**GIVEN TASK**
Extract each line holding the word "Президенте" from the entries.

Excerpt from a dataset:
* BEGIN *

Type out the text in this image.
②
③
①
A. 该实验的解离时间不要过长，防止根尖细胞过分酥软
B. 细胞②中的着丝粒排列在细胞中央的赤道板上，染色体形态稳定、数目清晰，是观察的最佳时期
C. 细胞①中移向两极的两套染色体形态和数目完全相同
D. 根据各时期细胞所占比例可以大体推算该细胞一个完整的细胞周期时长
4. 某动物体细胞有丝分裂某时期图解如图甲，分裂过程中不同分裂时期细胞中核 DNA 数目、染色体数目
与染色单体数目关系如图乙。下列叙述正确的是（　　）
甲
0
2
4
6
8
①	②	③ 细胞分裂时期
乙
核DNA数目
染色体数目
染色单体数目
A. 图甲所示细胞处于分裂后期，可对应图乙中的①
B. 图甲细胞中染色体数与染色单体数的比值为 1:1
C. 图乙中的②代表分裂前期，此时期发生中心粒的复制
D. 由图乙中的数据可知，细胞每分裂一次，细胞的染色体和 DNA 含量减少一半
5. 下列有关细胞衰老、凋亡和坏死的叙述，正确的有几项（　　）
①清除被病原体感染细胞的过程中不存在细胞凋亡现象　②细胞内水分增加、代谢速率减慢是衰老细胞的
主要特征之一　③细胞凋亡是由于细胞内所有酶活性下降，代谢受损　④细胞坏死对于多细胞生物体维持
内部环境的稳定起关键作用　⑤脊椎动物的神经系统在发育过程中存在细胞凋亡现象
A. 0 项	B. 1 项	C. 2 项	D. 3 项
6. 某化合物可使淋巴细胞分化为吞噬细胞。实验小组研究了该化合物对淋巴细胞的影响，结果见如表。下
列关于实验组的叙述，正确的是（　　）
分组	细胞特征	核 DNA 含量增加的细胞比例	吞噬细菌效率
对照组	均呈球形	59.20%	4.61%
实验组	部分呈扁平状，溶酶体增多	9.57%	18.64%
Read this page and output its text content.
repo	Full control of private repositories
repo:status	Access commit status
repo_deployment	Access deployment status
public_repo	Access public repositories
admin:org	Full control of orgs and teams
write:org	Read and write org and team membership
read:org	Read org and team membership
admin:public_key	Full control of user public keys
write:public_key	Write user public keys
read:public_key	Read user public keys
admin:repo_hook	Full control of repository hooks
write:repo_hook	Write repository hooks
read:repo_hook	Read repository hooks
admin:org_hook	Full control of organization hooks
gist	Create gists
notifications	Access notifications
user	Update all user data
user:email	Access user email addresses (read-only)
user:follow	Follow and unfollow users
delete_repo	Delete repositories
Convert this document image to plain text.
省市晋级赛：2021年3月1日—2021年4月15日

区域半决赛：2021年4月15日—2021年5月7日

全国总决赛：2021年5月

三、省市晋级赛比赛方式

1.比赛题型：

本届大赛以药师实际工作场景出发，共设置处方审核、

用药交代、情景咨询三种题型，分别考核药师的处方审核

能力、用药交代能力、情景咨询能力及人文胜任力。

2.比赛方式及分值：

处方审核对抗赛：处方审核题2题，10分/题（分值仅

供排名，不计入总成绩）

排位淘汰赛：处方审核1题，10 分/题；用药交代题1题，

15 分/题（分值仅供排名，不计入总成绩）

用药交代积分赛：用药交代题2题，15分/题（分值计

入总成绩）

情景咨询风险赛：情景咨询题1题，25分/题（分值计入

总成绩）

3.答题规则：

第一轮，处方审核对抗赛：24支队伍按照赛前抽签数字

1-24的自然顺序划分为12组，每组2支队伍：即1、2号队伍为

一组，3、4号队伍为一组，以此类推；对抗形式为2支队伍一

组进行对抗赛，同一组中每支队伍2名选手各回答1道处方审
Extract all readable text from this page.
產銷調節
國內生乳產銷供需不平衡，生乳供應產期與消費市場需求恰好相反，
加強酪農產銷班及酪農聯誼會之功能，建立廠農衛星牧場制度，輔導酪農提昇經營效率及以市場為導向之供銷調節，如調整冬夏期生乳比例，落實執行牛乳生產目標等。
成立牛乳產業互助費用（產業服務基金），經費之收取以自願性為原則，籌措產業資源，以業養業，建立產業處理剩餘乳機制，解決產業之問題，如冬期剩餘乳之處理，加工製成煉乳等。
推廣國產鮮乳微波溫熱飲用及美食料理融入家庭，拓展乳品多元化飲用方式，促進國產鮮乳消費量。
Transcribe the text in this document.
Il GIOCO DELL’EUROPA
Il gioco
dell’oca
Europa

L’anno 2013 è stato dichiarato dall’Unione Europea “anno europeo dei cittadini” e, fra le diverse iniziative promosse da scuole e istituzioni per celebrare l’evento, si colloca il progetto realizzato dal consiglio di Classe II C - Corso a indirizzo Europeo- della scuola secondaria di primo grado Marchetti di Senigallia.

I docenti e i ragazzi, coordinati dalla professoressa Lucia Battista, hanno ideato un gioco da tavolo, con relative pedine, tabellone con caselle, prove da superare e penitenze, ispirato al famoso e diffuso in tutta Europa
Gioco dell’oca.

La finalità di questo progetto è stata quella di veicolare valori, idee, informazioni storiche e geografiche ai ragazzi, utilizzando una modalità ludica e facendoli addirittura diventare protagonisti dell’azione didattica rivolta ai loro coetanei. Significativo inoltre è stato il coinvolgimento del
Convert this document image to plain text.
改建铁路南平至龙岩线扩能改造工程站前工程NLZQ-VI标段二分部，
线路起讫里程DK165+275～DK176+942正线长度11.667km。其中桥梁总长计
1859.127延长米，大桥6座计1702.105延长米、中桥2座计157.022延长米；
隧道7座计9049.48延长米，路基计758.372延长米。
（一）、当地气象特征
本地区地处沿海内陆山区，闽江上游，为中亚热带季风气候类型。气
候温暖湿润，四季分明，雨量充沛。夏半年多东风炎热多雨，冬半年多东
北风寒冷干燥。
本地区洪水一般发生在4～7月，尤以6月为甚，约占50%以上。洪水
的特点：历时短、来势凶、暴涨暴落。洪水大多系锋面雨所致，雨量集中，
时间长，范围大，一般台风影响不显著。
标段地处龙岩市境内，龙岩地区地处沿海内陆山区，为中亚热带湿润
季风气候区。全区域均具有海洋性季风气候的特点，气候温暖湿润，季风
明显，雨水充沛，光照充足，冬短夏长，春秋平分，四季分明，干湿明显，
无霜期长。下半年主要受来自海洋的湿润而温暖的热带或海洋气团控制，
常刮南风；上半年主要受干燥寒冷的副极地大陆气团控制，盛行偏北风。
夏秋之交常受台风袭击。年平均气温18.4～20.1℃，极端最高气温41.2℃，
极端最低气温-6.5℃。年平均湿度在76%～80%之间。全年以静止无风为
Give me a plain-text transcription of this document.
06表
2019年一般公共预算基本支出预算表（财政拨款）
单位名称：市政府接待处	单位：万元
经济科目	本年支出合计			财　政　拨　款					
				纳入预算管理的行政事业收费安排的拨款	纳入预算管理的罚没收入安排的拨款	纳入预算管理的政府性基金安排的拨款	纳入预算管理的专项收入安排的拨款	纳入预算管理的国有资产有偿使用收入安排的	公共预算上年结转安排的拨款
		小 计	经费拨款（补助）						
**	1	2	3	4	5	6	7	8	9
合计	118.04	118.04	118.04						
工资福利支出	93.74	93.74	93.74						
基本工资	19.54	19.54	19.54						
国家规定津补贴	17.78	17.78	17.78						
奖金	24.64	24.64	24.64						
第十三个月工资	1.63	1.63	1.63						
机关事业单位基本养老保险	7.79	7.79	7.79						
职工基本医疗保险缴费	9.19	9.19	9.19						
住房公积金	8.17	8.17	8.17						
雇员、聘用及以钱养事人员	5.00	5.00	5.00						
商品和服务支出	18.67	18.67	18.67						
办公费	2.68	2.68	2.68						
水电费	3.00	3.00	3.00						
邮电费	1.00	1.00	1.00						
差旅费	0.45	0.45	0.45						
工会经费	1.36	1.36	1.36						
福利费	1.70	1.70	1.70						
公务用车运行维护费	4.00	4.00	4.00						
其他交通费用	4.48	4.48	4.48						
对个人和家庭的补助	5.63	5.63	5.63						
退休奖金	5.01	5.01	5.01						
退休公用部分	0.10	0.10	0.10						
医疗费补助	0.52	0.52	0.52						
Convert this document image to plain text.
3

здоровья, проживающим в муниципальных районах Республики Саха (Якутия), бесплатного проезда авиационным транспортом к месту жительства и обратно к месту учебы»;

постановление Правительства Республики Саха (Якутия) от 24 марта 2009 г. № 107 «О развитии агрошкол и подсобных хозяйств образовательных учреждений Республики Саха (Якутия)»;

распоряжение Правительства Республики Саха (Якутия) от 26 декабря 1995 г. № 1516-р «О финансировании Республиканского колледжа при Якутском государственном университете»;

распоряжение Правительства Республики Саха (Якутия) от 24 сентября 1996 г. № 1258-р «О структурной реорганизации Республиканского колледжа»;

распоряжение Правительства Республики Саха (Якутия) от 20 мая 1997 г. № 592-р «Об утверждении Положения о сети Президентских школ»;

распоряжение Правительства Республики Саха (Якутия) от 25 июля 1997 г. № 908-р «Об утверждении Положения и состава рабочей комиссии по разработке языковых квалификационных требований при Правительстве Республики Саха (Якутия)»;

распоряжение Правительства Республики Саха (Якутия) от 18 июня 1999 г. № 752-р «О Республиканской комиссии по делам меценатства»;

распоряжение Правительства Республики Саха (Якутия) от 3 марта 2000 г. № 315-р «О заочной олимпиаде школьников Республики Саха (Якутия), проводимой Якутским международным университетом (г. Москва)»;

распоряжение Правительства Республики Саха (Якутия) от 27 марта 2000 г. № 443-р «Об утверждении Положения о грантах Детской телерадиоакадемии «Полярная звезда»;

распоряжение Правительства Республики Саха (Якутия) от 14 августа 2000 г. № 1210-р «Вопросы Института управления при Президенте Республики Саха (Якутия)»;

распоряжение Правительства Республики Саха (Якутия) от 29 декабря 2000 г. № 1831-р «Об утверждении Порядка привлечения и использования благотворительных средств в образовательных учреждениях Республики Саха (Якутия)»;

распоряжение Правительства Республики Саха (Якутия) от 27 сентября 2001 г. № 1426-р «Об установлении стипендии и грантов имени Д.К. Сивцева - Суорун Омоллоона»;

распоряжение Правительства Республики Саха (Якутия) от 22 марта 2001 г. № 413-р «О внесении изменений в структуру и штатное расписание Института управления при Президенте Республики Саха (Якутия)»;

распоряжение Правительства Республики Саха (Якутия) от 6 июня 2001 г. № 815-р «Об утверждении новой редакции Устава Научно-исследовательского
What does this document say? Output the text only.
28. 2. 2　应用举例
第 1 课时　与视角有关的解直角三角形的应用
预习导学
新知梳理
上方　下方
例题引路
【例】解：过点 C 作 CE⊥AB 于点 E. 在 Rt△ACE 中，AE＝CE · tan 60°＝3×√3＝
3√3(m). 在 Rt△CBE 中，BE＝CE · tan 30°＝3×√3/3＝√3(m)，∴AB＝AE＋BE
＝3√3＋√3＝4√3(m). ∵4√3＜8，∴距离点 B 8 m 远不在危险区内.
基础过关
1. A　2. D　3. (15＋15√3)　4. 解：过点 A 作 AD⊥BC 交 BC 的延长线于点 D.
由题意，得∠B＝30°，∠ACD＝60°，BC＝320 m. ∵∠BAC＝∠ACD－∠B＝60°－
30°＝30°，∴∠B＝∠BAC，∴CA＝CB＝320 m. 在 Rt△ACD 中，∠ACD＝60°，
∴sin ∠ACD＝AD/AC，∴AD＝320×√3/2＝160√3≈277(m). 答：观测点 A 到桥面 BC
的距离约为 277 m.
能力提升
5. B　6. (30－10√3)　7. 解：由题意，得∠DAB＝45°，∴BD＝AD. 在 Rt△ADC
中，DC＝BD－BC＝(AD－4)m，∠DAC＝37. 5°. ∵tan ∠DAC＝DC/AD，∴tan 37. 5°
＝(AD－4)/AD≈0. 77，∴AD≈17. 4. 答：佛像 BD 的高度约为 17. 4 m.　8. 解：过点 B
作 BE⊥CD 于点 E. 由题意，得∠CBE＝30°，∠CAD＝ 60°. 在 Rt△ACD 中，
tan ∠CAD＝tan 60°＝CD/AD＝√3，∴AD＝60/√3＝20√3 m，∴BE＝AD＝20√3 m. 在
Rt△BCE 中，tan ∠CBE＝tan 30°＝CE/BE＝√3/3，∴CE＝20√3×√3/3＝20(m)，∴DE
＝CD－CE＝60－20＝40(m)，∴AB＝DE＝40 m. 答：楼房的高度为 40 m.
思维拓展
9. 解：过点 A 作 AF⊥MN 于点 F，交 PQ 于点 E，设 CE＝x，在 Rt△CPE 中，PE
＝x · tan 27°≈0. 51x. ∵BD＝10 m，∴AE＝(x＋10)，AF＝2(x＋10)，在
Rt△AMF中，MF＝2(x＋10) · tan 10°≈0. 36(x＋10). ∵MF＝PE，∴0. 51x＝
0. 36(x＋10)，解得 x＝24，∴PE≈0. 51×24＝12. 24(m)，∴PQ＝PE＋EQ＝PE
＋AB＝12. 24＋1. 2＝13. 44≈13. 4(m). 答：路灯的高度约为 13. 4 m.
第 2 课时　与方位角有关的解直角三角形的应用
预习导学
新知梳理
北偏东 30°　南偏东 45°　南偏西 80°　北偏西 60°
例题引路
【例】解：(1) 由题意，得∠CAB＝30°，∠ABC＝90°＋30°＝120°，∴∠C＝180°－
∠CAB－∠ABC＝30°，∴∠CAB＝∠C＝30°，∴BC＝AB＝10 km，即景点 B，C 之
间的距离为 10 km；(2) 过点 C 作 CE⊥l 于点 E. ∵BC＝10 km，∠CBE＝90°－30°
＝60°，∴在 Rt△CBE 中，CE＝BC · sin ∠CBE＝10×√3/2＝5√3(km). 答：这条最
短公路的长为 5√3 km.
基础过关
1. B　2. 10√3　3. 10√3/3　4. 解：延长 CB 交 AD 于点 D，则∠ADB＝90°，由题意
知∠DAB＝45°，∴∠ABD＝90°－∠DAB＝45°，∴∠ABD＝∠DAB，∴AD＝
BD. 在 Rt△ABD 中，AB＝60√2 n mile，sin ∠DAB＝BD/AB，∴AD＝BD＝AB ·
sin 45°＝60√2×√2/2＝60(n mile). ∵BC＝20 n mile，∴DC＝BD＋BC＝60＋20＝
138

* END *

**ANSWER**
распоряжение Правительства Республики Саха (Якутия) от 14 августа 2000 г. № 1210-р «Вопросы Института управления при Президенте Республики Саха (Якутия)»;
распоряжение Правительства Республики Саха (Якутия) от 22 марта 2001 г. № 413-р «О внесении изменений в структуру и штатное расписание Института управления при Президенте Республики Саха (Якутия)»;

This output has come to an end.